* **TASK BRIEF**
How many lines in the records below hold the string "صندوق"? Answer with the number alone.

───

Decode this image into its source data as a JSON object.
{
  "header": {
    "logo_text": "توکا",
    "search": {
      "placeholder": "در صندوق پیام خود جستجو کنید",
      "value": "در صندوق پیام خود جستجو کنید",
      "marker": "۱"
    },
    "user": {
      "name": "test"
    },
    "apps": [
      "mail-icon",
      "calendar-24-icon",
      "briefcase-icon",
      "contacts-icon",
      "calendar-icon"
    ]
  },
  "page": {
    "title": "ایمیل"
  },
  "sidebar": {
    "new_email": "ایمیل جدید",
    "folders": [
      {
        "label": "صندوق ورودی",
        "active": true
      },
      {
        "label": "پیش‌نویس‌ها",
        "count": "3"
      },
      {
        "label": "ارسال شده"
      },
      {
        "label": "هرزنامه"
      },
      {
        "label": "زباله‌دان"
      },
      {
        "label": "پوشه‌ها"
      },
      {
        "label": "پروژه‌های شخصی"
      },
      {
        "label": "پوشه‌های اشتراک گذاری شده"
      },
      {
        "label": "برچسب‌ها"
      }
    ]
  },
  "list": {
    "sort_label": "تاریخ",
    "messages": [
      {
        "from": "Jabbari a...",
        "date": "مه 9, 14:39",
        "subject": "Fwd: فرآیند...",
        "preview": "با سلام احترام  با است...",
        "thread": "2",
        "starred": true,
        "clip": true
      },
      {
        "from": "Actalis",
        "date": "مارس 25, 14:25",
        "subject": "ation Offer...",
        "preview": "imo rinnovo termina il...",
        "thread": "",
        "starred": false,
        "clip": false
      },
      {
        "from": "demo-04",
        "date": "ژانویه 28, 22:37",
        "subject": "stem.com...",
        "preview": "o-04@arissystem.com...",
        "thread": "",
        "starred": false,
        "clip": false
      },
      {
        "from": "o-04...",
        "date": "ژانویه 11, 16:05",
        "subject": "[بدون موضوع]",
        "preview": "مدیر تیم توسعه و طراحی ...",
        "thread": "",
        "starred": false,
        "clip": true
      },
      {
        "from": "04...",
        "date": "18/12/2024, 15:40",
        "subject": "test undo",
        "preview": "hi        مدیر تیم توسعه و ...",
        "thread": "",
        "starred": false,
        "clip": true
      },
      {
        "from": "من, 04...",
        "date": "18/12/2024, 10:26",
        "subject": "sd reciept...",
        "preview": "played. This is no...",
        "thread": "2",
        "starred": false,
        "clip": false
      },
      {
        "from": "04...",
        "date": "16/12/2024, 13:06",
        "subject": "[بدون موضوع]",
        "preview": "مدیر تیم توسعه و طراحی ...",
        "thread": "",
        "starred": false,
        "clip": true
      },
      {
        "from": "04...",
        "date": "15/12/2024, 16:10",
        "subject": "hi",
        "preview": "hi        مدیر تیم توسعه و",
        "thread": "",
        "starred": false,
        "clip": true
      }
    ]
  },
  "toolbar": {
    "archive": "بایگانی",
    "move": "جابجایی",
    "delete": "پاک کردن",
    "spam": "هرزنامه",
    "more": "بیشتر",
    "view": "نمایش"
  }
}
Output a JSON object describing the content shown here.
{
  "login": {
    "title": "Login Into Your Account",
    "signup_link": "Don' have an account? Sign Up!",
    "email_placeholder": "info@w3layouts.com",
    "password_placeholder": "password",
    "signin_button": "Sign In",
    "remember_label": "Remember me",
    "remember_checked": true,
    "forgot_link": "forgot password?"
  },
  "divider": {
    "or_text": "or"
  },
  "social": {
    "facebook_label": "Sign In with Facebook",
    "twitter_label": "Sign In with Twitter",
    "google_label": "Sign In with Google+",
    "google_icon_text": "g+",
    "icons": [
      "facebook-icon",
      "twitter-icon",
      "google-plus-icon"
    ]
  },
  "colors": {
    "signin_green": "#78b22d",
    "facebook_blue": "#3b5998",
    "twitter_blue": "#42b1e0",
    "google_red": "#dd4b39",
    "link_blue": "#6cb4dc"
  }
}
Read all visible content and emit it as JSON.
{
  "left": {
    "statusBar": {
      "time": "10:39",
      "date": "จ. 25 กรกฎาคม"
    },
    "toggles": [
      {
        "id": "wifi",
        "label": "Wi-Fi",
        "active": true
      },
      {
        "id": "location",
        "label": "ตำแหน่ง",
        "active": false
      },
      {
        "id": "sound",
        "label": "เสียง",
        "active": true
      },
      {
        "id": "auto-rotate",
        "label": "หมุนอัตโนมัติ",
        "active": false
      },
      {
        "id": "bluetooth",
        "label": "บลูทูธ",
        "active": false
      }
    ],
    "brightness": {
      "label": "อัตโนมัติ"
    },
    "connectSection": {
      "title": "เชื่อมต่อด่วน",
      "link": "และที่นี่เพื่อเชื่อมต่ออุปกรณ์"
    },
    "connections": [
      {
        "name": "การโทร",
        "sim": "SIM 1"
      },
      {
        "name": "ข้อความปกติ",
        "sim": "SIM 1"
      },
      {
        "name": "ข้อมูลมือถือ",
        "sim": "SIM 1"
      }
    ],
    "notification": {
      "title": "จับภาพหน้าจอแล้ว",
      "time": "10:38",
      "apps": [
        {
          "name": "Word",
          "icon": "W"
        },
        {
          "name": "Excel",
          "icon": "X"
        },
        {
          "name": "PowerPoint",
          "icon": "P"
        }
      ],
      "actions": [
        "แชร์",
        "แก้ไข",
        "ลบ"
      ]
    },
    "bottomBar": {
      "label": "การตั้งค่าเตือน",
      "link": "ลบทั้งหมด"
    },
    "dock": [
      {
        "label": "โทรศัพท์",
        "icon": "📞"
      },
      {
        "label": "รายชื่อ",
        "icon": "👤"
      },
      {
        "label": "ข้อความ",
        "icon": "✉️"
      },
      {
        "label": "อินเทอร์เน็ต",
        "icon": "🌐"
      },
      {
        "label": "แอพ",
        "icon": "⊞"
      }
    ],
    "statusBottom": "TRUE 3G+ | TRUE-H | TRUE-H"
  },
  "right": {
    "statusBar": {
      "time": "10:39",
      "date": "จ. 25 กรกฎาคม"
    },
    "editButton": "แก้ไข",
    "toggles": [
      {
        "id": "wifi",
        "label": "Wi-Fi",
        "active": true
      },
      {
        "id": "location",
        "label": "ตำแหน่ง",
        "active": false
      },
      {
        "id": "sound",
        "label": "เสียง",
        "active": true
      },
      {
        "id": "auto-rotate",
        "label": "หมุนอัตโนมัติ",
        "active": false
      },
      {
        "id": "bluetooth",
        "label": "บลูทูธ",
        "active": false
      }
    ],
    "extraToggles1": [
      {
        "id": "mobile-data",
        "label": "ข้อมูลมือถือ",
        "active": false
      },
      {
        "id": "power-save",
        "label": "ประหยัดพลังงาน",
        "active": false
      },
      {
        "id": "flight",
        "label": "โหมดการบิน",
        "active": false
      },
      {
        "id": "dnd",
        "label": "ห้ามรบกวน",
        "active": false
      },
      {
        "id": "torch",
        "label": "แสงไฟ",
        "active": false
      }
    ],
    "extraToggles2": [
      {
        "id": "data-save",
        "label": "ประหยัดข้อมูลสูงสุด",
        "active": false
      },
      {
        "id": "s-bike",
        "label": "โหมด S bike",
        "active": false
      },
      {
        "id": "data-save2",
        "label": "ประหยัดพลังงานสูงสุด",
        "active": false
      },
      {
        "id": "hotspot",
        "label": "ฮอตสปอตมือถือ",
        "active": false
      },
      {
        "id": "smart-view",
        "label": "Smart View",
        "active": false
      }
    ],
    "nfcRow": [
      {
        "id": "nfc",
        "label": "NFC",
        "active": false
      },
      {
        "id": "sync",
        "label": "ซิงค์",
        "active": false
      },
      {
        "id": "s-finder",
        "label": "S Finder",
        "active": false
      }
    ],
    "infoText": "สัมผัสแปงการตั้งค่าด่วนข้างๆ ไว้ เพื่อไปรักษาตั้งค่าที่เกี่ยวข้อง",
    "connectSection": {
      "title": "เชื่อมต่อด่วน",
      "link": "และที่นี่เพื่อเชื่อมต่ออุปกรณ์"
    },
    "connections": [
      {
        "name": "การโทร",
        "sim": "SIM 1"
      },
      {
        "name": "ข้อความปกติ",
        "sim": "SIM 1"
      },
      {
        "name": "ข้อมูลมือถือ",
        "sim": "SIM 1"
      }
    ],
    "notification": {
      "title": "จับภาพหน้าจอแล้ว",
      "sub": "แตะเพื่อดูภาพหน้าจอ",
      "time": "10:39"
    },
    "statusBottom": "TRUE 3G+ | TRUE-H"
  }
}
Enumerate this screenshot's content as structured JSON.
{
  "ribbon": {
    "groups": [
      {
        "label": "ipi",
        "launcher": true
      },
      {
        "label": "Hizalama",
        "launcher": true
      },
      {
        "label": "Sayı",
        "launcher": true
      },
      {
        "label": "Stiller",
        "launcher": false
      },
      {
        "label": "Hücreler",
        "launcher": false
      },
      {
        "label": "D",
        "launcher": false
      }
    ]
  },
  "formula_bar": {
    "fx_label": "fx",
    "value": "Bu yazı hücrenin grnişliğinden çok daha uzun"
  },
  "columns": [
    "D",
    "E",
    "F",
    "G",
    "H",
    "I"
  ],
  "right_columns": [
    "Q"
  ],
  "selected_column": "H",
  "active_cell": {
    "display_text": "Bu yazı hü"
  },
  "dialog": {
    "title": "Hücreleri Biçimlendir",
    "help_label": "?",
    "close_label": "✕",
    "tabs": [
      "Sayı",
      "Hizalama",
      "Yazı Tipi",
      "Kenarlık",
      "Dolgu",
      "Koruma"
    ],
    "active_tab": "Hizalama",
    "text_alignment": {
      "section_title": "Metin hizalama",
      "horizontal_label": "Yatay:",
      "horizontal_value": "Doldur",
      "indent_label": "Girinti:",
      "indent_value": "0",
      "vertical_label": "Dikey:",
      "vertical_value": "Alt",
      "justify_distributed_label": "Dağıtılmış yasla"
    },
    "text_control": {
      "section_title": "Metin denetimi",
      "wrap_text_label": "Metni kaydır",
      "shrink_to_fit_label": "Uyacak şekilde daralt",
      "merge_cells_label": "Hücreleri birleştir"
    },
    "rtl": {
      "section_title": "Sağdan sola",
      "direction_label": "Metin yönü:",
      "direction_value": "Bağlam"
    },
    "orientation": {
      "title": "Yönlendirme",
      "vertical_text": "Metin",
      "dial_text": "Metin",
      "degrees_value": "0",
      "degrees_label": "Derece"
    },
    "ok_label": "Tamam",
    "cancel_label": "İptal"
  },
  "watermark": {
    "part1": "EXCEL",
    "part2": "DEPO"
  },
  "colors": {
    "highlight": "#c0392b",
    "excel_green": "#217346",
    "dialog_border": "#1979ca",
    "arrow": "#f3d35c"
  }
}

───

* **THE RESULT**
3